EXERCISE REQUIREMENTS:
Leave the pictures out, and retype all of the material exactly as written.

Dataset records

****

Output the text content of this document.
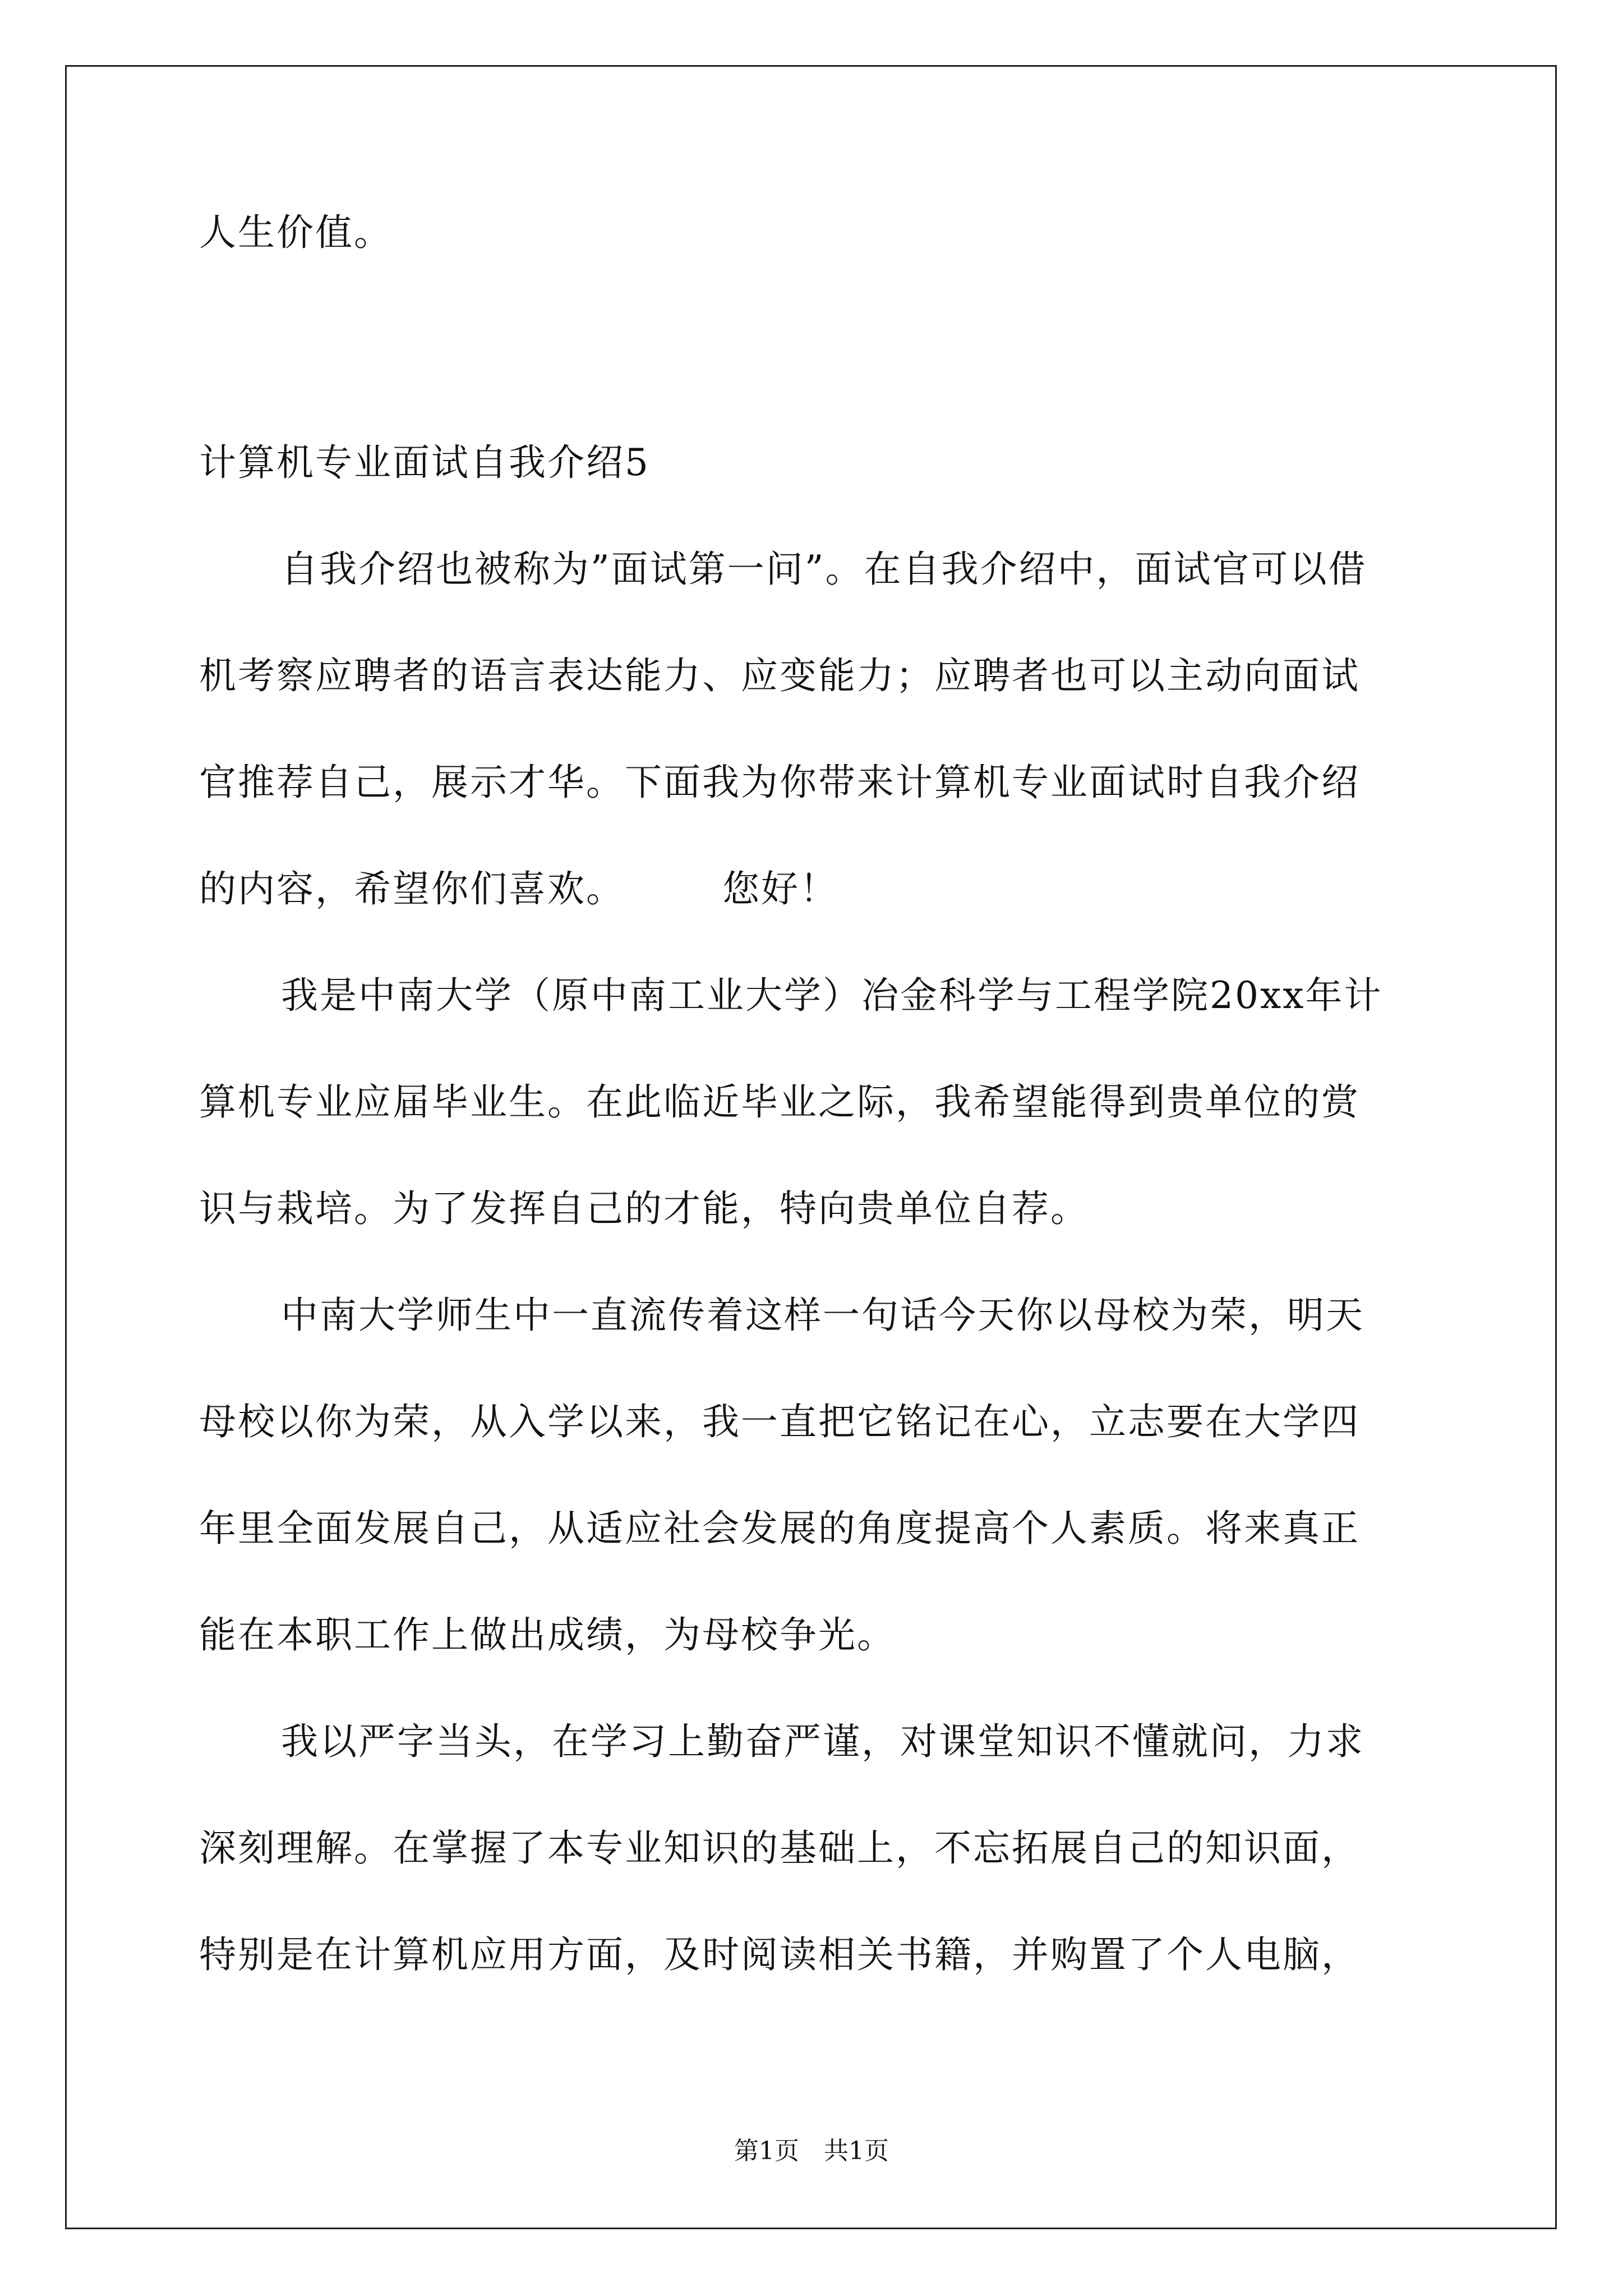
人生价值。
计算机专业面试自我介绍5
自我介绍也被称为”面试第一问”。在自我介绍中，面试官可以借
机考察应聘者的语言表达能力、应变能力；应聘者也可以主动向面试
官推荐自己，展示才华。下面我为你带来计算机专业面试时自我介绍
的内容，希望你们喜欢。　　　您好！
我是中南大学（原中南工业大学）冶金科学与工程学院20xx年计
算机专业应届毕业生。在此临近毕业之际，我希望能得到贵单位的赏
识与栽培。为了发挥自己的才能，特向贵单位自荐。
中南大学师生中一直流传着这样一句话今天你以母校为荣，明天
母校以你为荣，从入学以来，我一直把它铭记在心，立志要在大学四
年里全面发展自己，从适应社会发展的角度提高个人素质。将来真正
能在本职工作上做出成绩，为母校争光。
我以严字当头，在学习上勤奋严谨，对课堂知识不懂就问，力求
深刻理解。在掌握了本专业知识的基础上，不忘拓展自己的知识面，
特别是在计算机应用方面，及时阅读相关书籍，并购置了个人电脑，
第1页　共1页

****

EXERCISE RESPONSE:
Output the text content of this document.
人生价值。
计算机专业面试自我介绍5
自我介绍也被称为”面试第一问”。在自我介绍中，面试官可以借
机考察应聘者的语言表达能力、应变能力；应聘者也可以主动向面试
官推荐自己，展示才华。下面我为你带来计算机专业面试时自我介绍
的内容，希望你们喜欢。　　　您好！
我是中南大学（原中南工业大学）冶金科学与工程学院20xx年计
算机专业应届毕业生。在此临近毕业之际，我希望能得到贵单位的赏
识与栽培。为了发挥自己的才能，特向贵单位自荐。
中南大学师生中一直流传着这样一句话今天你以母校为荣，明天
母校以你为荣，从入学以来，我一直把它铭记在心，立志要在大学四
年里全面发展自己，从适应社会发展的角度提高个人素质。将来真正
能在本职工作上做出成绩，为母校争光。
我以严字当头，在学习上勤奋严谨，对课堂知识不懂就问，力求
深刻理解。在掌握了本专业知识的基础上，不忘拓展自己的知识面，
特别是在计算机应用方面，及时阅读相关书籍，并购置了个人电脑，
第1页　共1页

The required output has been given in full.